■ Entries ■
__________________________________________________

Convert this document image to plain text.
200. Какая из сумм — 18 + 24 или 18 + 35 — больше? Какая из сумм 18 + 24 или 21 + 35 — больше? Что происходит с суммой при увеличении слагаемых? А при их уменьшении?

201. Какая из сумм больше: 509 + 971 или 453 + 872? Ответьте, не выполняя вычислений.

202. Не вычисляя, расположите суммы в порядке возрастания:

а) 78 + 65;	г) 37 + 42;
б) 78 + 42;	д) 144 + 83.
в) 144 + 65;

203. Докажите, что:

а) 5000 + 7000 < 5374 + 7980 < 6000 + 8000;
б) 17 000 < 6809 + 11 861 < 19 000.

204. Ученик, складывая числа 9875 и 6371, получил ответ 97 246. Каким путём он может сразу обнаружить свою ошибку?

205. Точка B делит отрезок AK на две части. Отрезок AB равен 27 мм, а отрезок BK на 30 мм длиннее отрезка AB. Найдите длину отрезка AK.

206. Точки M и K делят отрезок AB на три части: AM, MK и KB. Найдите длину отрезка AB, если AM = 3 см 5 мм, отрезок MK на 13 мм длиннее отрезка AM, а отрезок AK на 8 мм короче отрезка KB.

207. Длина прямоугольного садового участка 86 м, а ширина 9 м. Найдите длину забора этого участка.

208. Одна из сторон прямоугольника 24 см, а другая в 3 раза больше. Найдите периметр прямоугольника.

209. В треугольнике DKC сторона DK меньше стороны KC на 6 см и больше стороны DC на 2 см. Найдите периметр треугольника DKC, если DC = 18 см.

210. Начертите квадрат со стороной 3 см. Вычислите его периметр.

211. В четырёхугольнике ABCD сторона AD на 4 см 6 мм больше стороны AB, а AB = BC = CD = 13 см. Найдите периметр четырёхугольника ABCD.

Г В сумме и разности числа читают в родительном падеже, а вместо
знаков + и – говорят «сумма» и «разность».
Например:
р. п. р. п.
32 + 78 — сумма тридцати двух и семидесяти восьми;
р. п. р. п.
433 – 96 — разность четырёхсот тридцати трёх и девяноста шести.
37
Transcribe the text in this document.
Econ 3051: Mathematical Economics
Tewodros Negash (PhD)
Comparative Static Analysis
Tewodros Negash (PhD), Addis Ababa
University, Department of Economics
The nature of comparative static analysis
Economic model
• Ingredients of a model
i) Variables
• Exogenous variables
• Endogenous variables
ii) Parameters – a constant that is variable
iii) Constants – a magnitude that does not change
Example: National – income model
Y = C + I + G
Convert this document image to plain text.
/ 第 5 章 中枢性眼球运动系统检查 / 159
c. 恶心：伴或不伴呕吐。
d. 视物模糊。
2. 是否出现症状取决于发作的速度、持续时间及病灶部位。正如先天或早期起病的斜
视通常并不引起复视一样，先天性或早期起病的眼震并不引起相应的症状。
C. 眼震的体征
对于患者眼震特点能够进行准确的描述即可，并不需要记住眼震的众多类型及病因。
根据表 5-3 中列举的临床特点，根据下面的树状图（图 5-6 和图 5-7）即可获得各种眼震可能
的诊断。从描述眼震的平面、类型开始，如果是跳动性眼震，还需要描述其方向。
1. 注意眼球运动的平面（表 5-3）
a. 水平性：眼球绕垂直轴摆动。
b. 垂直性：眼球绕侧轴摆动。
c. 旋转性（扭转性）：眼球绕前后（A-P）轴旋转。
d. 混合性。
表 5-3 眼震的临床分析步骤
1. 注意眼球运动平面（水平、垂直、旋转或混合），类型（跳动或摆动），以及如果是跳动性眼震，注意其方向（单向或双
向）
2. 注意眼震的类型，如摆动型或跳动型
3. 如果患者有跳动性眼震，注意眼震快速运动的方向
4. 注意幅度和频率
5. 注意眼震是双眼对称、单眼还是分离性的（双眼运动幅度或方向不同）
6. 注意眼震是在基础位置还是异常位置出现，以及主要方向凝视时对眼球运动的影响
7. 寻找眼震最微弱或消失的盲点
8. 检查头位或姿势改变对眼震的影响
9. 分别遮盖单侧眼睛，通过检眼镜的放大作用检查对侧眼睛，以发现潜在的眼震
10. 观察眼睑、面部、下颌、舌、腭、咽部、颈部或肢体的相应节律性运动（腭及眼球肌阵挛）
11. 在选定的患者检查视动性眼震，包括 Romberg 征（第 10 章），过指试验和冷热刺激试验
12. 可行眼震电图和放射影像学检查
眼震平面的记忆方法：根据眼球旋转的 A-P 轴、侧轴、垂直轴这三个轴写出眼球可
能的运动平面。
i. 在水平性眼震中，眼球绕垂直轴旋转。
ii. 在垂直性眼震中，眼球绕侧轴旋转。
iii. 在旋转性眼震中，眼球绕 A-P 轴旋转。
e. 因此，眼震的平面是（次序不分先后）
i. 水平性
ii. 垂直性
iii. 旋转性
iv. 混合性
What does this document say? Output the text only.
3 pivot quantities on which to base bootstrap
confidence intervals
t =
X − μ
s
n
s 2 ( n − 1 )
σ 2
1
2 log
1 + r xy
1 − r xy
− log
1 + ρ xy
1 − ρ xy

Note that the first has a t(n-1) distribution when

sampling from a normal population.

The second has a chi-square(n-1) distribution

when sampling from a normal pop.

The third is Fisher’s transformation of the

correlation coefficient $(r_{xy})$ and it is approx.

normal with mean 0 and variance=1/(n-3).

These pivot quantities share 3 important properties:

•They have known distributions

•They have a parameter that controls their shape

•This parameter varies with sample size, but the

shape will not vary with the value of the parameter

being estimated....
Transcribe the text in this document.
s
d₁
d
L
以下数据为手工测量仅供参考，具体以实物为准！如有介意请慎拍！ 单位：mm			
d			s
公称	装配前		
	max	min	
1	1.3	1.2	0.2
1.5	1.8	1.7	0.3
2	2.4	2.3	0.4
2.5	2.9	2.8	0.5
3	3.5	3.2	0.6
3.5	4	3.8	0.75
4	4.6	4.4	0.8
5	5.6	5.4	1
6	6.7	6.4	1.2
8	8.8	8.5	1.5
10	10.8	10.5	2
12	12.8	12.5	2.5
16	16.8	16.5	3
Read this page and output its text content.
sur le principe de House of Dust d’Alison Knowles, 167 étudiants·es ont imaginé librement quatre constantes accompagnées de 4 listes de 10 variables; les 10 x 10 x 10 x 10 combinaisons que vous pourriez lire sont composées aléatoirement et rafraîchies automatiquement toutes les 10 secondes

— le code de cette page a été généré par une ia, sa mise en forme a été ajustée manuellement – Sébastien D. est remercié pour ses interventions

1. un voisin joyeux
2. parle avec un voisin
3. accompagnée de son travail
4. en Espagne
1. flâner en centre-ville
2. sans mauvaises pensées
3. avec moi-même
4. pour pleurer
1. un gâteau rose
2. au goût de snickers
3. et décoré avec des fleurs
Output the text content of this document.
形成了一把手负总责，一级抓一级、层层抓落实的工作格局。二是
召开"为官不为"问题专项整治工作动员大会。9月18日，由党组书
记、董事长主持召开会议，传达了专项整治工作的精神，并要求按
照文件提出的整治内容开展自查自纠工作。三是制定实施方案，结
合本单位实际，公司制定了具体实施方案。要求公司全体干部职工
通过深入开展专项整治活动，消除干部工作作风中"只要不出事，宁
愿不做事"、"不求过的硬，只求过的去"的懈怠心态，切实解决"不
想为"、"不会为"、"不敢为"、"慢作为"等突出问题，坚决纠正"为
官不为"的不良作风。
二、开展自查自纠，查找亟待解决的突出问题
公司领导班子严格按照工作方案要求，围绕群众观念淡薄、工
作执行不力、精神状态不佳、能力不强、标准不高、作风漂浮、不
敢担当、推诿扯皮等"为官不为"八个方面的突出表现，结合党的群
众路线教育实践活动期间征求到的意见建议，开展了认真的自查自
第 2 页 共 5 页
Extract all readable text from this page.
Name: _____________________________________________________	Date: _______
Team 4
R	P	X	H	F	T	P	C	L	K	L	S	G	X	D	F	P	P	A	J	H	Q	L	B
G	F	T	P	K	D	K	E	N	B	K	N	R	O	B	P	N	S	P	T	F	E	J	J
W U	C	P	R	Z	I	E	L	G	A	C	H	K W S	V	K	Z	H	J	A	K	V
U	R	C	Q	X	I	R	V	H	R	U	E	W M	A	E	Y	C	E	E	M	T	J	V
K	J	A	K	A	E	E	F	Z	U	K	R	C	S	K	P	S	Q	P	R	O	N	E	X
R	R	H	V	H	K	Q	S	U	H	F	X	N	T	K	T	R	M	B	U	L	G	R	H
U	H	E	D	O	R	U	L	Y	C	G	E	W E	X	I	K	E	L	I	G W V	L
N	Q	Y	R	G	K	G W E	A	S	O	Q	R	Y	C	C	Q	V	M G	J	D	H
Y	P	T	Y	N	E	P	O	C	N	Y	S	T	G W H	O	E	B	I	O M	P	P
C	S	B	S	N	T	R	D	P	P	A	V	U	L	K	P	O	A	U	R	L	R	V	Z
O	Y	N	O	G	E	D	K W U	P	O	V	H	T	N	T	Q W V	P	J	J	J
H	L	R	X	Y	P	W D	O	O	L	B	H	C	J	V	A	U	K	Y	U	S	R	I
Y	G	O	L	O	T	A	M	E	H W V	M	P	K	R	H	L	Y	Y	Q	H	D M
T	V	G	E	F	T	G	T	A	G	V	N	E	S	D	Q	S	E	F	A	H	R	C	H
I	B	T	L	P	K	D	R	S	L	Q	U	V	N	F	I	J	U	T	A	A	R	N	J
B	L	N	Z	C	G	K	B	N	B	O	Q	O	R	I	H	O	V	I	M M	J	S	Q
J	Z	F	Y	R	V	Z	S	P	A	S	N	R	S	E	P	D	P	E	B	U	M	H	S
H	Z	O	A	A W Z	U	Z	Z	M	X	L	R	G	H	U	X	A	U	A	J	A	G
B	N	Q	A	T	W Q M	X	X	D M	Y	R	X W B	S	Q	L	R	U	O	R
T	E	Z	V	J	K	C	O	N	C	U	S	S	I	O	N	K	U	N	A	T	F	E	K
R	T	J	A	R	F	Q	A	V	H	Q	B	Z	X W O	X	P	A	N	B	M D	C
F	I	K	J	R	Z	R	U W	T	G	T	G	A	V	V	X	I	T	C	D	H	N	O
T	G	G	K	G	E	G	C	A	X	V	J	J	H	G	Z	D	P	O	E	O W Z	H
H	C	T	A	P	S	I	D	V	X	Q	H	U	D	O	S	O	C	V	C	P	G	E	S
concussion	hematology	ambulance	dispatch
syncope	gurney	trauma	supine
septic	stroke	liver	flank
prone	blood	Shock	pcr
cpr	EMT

__________________________________________________

■ Do this ■
Print the line containing "Extract all readable text from this page." and every line after it to the end of the records above, exactly as written, and nothing else.

■ Correct output ■
Extract all readable text from this page.
Name: _____________________________________________________	Date: _______
Team 4
R	P	X	H	F	T	P	C	L	K	L	S	G	X	D	F	P	P	A	J	H	Q	L	B
G	F	T	P	K	D	K	E	N	B	K	N	R	O	B	P	N	S	P	T	F	E	J	J
W U	C	P	R	Z	I	E	L	G	A	C	H	K W S	V	K	Z	H	J	A	K	V
U	R	C	Q	X	I	R	V	H	R	U	E	W M	A	E	Y	C	E	E	M	T	J	V
K	J	A	K	A	E	E	F	Z	U	K	R	C	S	K	P	S	Q	P	R	O	N	E	X
R	R	H	V	H	K	Q	S	U	H	F	X	N	T	K	T	R	M	B	U	L	G	R	H
U	H	E	D	O	R	U	L	Y	C	G	E	W E	X	I	K	E	L	I	G W V	L
N	Q	Y	R	G	K	G W E	A	S	O	Q	R	Y	C	C	Q	V	M G	J	D	H
Y	P	T	Y	N	E	P	O	C	N	Y	S	T	G W H	O	E	B	I	O M	P	P
C	S	B	S	N	T	R	D	P	P	A	V	U	L	K	P	O	A	U	R	L	R	V	Z
O	Y	N	O	G	E	D	K W U	P	O	V	H	T	N	T	Q W V	P	J	J	J
H	L	R	X	Y	P	W D	O	O	L	B	H	C	J	V	A	U	K	Y	U	S	R	I
Y	G	O	L	O	T	A	M	E	H W V	M	P	K	R	H	L	Y	Y	Q	H	D M
T	V	G	E	F	T	G	T	A	G	V	N	E	S	D	Q	S	E	F	A	H	R	C	H
I	B	T	L	P	K	D	R	S	L	Q	U	V	N	F	I	J	U	T	A	A	R	N	J
B	L	N	Z	C	G	K	B	N	B	O	Q	O	R	I	H	O	V	I	M M	J	S	Q
J	Z	F	Y	R	V	Z	S	P	A	S	N	R	S	E	P	D	P	E	B	U	M	H	S
H	Z	O	A	A W Z	U	Z	Z	M	X	L	R	G	H	U	X	A	U	A	J	A	G
B	N	Q	A	T	W Q M	X	X	D M	Y	R	X W B	S	Q	L	R	U	O	R
T	E	Z	V	J	K	C	O	N	C	U	S	S	I	O	N	K	U	N	A	T	F	E	K
R	T	J	A	R	F	Q	A	V	H	Q	B	Z	X W O	X	P	A	N	B	M D	C
F	I	K	J	R	Z	R	U W	T	G	T	G	A	V	V	X	I	T	C	D	H	N	O
T	G	G	K	G	E	G	C	A	X	V	J	J	H	G	Z	D	P	O	E	O W Z	H
H	C	T	A	P	S	I	D	V	X	Q	H	U	D	O	S	O	C	V	C	P	G	E	S
concussion	hematology	ambulance	dispatch
syncope	gurney	trauma	supine
septic	stroke	liver	flank
prone	blood	Shock	pcr
cpr	EMT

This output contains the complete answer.